= Data excerpts =
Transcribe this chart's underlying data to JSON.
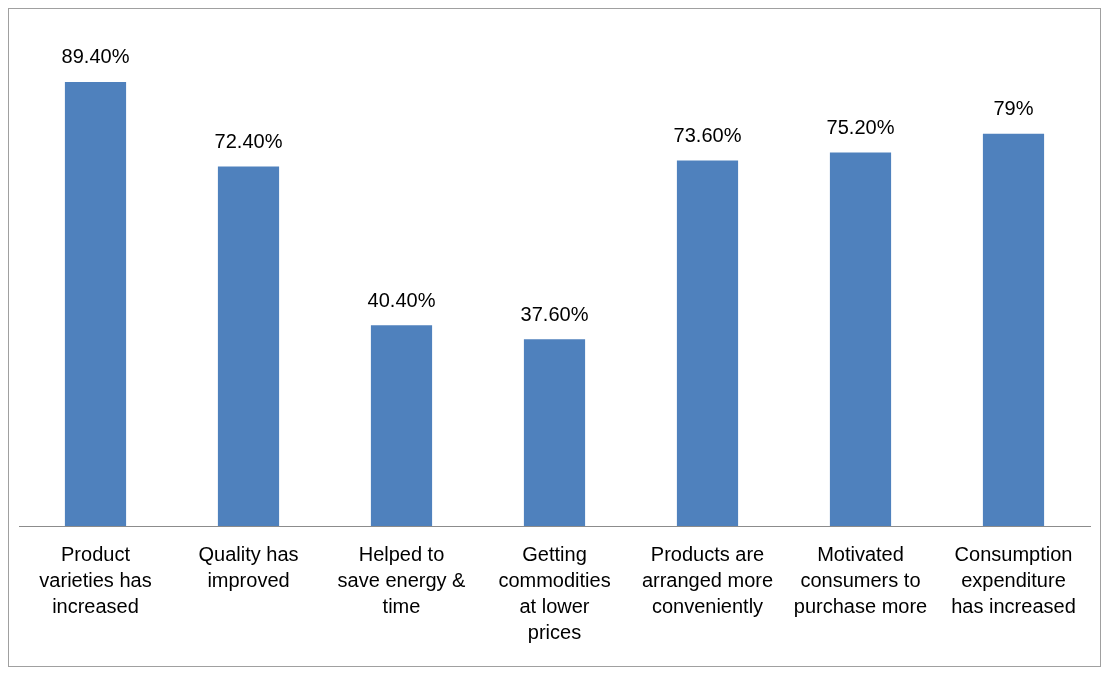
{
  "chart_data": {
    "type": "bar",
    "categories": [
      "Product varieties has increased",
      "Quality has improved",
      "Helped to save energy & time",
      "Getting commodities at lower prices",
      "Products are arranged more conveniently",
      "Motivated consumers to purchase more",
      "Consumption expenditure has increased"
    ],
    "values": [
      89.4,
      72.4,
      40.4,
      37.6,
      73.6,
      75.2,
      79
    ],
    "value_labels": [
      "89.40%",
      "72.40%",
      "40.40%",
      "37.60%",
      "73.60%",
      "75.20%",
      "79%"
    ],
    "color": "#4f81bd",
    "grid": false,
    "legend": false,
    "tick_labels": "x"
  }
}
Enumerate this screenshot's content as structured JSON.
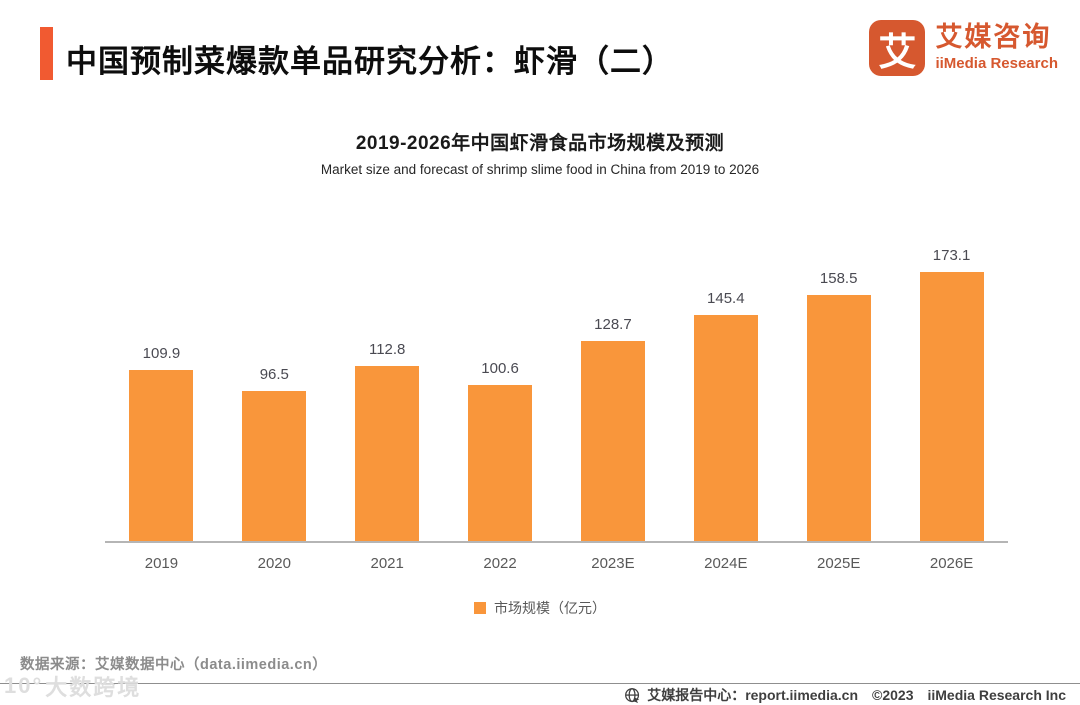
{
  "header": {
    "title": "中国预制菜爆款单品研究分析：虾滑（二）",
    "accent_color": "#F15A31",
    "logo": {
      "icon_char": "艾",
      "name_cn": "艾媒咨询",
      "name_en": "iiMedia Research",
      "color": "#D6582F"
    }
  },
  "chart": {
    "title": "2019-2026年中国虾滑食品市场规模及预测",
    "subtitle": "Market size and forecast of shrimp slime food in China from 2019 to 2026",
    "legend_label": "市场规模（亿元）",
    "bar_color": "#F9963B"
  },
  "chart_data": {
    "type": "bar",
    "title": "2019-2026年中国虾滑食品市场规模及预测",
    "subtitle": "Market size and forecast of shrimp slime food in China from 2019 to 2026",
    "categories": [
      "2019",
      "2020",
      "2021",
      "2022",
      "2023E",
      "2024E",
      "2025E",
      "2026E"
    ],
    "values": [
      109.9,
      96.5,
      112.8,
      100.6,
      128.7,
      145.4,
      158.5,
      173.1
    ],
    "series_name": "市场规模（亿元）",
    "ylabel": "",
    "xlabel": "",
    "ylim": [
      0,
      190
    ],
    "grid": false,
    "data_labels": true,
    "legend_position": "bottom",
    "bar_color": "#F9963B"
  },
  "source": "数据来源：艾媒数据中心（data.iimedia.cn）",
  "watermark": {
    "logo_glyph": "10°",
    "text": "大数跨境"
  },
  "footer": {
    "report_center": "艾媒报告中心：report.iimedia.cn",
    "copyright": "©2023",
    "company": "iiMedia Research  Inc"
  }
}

= Given task =
Restate the data above word for word. Do not include the images.

= Response to this task =
Transcribe this chart's underlying data to JSON.
{
  "chart_data": {
    "type": "bar",
    "categories": [
      "Product varieties has increased",
      "Quality has improved",
      "Helped to save energy & time",
      "Getting commodities at lower prices",
      "Products are arranged more conveniently",
      "Motivated consumers to purchase more",
      "Consumption expenditure has increased"
    ],
    "values": [
      89.4,
      72.4,
      40.4,
      37.6,
      73.6,
      75.2,
      79
    ],
    "value_labels": [
      "89.40%",
      "72.40%",
      "40.40%",
      "37.60%",
      "73.60%",
      "75.20%",
      "79%"
    ],
    "color": "#4f81bd",
    "grid": false,
    "legend": false,
    "tick_labels": "x"
  }
}
Enumerate this screenshot's content as structured JSON.
{
  "header": {
    "title": "中国预制菜爆款单品研究分析：虾滑（二）",
    "accent_color": "#F15A31",
    "logo": {
      "icon_char": "艾",
      "name_cn": "艾媒咨询",
      "name_en": "iiMedia Research",
      "color": "#D6582F"
    }
  },
  "chart": {
    "title": "2019-2026年中国虾滑食品市场规模及预测",
    "subtitle": "Market size and forecast of shrimp slime food in China from 2019 to 2026",
    "legend_label": "市场规模（亿元）",
    "bar_color": "#F9963B"
  },
  "chart_data": {
    "type": "bar",
    "title": "2019-2026年中国虾滑食品市场规模及预测",
    "subtitle": "Market size and forecast of shrimp slime food in China from 2019 to 2026",
    "categories": [
      "2019",
      "2020",
      "2021",
      "2022",
      "2023E",
      "2024E",
      "2025E",
      "2026E"
    ],
    "values": [
      109.9,
      96.5,
      112.8,
      100.6,
      128.7,
      145.4,
      158.5,
      173.1
    ],
    "series_name": "市场规模（亿元）",
    "ylabel": "",
    "xlabel": "",
    "ylim": [
      0,
      190
    ],
    "grid": false,
    "data_labels": true,
    "legend_position": "bottom",
    "bar_color": "#F9963B"
  },
  "source": "数据来源：艾媒数据中心（data.iimedia.cn）",
  "watermark": {
    "logo_glyph": "10°",
    "text": "大数跨境"
  },
  "footer": {
    "report_center": "艾媒报告中心：report.iimedia.cn",
    "copyright": "©2023",
    "company": "iiMedia Research  Inc"
  }
}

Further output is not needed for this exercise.